*Provided material*
▼
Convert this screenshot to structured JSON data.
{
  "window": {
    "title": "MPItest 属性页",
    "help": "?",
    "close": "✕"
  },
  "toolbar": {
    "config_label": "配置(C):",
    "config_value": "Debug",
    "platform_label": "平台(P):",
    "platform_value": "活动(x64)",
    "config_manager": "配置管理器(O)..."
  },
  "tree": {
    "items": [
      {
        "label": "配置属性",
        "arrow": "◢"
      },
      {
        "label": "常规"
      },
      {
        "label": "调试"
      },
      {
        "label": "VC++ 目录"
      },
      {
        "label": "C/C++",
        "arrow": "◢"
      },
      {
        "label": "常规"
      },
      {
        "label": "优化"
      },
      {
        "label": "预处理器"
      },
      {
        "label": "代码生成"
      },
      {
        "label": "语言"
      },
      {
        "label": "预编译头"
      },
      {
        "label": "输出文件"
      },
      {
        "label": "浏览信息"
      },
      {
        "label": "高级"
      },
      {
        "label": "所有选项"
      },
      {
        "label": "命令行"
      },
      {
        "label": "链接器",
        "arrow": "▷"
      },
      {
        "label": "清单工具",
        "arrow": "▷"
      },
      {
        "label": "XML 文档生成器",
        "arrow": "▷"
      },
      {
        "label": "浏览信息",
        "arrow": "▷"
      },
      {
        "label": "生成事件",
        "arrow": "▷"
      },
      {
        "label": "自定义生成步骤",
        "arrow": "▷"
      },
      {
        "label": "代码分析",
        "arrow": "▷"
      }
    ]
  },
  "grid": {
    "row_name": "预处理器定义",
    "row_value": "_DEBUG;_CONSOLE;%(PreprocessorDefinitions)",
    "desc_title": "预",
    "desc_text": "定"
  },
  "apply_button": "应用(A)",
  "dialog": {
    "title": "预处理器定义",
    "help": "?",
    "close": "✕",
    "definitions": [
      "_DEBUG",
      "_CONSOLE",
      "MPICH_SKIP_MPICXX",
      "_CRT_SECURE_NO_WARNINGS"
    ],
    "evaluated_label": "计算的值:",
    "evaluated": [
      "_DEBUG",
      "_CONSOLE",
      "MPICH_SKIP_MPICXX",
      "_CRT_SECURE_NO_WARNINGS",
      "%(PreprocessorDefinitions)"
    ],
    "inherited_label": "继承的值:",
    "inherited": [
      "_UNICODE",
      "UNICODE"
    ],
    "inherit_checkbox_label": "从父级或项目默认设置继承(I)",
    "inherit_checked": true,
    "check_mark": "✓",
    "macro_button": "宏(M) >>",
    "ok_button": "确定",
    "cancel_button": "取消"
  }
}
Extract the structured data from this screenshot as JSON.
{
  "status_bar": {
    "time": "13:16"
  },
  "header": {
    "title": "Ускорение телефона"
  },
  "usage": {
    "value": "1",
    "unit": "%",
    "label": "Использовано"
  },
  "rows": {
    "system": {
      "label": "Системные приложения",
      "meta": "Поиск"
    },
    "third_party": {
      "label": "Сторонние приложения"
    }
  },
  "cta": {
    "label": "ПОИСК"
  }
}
▲
*Written instruction*
Everything from the line with "Extract the structured" through the last line of the material above should be echoed exactly, and nothing else.

*Result of this task*
Extract the structured data from this screenshot as JSON.
{
  "status_bar": {
    "time": "13:16"
  },
  "header": {
    "title": "Ускорение телефона"
  },
  "usage": {
    "value": "1",
    "unit": "%",
    "label": "Использовано"
  },
  "rows": {
    "system": {
      "label": "Системные приложения",
      "meta": "Поиск"
    },
    "third_party": {
      "label": "Сторонние приложения"
    }
  },
  "cta": {
    "label": "ПОИСК"
  }
}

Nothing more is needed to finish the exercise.